# [Work to be completed]
Copy the rows word for word, starting at the first row and ending at the row that contains "table-row [53, 504, 695, 520]".

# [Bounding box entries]
----
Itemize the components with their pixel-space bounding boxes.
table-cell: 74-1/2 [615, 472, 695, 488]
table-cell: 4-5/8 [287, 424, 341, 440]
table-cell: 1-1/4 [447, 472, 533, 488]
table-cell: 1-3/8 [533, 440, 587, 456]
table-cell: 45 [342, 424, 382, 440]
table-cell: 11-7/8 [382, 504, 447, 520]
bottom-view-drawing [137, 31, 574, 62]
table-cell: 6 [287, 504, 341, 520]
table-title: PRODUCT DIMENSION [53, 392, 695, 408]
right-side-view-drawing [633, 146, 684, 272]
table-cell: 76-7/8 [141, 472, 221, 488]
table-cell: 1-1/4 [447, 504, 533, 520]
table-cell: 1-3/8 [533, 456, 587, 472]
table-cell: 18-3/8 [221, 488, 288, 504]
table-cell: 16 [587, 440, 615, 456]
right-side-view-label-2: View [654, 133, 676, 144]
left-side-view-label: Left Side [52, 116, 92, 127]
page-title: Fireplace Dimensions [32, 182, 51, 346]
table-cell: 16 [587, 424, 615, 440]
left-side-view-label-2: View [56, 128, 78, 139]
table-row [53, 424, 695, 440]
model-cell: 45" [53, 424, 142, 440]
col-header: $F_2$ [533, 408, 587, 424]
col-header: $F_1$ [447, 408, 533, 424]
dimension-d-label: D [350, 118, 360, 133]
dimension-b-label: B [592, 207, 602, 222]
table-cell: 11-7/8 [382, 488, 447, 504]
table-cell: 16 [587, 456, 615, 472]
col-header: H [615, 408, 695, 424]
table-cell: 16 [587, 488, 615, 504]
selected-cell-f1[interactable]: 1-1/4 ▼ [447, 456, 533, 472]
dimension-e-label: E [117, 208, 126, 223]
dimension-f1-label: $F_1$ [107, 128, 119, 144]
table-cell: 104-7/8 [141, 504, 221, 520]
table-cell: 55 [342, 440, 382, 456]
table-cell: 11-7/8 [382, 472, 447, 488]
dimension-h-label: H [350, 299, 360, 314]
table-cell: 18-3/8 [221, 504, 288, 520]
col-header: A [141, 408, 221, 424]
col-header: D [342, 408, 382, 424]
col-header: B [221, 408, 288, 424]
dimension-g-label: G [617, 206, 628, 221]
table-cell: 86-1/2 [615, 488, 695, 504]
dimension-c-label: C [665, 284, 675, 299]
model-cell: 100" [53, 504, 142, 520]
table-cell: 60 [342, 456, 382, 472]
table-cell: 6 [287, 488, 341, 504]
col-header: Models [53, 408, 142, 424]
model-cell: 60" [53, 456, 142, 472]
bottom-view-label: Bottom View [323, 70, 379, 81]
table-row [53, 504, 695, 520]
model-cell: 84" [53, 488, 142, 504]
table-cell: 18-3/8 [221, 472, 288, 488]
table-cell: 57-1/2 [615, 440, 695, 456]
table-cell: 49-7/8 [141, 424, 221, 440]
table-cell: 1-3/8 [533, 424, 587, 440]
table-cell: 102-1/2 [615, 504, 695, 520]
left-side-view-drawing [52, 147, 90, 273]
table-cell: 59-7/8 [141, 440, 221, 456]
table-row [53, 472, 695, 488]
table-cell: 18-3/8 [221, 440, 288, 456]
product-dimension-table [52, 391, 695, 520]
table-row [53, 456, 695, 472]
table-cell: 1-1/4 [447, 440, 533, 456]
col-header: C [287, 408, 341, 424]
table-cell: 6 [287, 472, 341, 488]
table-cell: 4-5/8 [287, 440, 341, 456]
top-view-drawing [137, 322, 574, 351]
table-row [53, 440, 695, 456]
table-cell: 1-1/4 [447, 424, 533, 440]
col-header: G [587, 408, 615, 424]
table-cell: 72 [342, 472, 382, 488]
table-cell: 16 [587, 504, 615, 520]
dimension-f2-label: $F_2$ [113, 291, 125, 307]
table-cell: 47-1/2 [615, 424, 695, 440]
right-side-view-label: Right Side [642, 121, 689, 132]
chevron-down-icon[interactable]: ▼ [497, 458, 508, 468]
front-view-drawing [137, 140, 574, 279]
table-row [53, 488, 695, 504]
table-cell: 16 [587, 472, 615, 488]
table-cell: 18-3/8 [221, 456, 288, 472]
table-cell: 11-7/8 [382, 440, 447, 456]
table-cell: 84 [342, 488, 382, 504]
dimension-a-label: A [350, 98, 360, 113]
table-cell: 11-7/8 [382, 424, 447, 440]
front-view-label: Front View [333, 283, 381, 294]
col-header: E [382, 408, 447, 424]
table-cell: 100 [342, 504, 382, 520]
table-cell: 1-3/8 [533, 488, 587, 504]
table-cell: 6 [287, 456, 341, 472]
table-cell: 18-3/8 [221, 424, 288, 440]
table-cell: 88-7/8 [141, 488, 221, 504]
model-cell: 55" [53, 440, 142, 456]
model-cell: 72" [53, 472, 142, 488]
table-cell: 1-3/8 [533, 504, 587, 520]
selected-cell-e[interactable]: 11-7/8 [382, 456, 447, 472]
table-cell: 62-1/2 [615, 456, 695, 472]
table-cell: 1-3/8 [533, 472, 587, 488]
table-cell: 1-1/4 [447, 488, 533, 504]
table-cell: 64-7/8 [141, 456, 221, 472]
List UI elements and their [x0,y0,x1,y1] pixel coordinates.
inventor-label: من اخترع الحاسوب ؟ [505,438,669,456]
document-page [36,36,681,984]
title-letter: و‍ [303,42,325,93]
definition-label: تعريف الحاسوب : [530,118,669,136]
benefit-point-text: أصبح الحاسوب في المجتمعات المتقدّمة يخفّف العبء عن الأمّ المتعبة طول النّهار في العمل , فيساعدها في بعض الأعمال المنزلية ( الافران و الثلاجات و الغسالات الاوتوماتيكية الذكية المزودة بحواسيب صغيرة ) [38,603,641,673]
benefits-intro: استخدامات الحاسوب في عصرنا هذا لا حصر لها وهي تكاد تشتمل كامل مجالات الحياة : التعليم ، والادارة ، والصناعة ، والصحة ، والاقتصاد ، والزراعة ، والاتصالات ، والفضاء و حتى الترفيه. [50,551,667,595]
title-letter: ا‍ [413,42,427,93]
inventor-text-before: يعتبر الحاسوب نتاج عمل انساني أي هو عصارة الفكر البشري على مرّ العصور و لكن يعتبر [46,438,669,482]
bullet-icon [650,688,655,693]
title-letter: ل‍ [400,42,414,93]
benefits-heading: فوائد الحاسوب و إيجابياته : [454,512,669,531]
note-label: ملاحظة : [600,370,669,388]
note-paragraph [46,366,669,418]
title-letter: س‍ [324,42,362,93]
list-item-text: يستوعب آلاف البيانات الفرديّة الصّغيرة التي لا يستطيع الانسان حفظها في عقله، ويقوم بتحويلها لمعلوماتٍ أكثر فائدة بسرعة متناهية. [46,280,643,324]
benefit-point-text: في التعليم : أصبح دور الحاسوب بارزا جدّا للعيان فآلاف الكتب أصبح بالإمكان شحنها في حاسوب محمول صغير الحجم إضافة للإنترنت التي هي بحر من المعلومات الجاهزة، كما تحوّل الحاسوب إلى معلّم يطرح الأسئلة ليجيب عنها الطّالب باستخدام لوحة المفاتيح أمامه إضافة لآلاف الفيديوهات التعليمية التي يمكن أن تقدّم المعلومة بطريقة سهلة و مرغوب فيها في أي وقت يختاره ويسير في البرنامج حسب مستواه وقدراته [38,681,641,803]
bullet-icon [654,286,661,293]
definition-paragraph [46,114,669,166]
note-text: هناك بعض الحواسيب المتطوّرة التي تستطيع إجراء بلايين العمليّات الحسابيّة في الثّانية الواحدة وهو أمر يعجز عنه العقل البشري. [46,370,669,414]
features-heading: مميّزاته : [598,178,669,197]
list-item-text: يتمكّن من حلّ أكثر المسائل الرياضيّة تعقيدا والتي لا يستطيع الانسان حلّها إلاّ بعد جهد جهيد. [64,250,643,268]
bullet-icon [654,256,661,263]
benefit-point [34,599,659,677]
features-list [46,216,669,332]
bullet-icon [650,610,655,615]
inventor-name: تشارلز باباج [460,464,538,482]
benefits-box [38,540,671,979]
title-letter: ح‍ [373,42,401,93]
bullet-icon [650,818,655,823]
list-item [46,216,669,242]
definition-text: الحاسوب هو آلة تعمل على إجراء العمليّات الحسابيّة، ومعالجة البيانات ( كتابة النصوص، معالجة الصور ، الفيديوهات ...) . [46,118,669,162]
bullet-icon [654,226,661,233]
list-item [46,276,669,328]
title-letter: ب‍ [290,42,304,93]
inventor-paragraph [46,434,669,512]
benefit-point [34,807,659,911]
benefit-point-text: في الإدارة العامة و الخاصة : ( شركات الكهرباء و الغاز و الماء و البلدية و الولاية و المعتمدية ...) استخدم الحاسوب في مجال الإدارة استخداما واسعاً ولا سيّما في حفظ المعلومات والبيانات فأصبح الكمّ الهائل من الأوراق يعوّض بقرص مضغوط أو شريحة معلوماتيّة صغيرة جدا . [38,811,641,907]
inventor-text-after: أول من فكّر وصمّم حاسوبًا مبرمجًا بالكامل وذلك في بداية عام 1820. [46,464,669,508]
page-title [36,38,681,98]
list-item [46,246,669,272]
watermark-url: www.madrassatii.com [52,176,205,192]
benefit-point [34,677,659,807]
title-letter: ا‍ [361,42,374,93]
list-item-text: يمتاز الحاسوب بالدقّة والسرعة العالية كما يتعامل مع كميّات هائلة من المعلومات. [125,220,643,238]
----
# [Written response]
Itemize the components with their pixel-space bounding boxes.
table-cell: 74-1/2 [615, 472, 695, 488]
table-cell: 4-5/8 [287, 424, 341, 440]
table-cell: 1-1/4 [447, 472, 533, 488]
table-cell: 1-3/8 [533, 440, 587, 456]
table-cell: 45 [342, 424, 382, 440]
table-cell: 11-7/8 [382, 504, 447, 520]
bottom-view-drawing [137, 31, 574, 62]
table-cell: 6 [287, 504, 341, 520]
table-title: PRODUCT DIMENSION [53, 392, 695, 408]
right-side-view-drawing [633, 146, 684, 272]
table-cell: 76-7/8 [141, 472, 221, 488]
table-cell: 1-1/4 [447, 504, 533, 520]
table-cell: 1-3/8 [533, 456, 587, 472]
table-cell: 18-3/8 [221, 488, 288, 504]
table-cell: 16 [587, 440, 615, 456]
right-side-view-label-2: View [654, 133, 676, 144]
left-side-view-label: Left Side [52, 116, 92, 127]
page-title: Fireplace Dimensions [32, 182, 51, 346]
table-cell: 16 [587, 424, 615, 440]
left-side-view-label-2: View [56, 128, 78, 139]
table-row [53, 424, 695, 440]
model-cell: 45" [53, 424, 142, 440]
col-header: $F_2$ [533, 408, 587, 424]
col-header: $F_1$ [447, 408, 533, 424]
dimension-d-label: D [350, 118, 360, 133]
dimension-b-label: B [592, 207, 602, 222]
table-cell: 11-7/8 [382, 488, 447, 504]
table-cell: 16 [587, 456, 615, 472]
col-header: H [615, 408, 695, 424]
table-cell: 16 [587, 488, 615, 504]
selected-cell-f1[interactable]: 1-1/4 ▼ [447, 456, 533, 472]
dimension-e-label: E [117, 208, 126, 223]
dimension-f1-label: $F_1$ [107, 128, 119, 144]
table-cell: 104-7/8 [141, 504, 221, 520]
table-cell: 55 [342, 440, 382, 456]
table-cell: 11-7/8 [382, 472, 447, 488]
dimension-h-label: H [350, 299, 360, 314]
table-cell: 18-3/8 [221, 504, 288, 520]
col-header: A [141, 408, 221, 424]
col-header: D [342, 408, 382, 424]
col-header: B [221, 408, 288, 424]
dimension-g-label: G [617, 206, 628, 221]
table-cell: 86-1/2 [615, 488, 695, 504]
dimension-c-label: C [665, 284, 675, 299]
model-cell: 100" [53, 504, 142, 520]
table-cell: 60 [342, 456, 382, 472]
table-cell: 6 [287, 488, 341, 504]
col-header: Models [53, 408, 142, 424]
model-cell: 60" [53, 456, 142, 472]
bottom-view-label: Bottom View [323, 70, 379, 81]
table-row [53, 504, 695, 520]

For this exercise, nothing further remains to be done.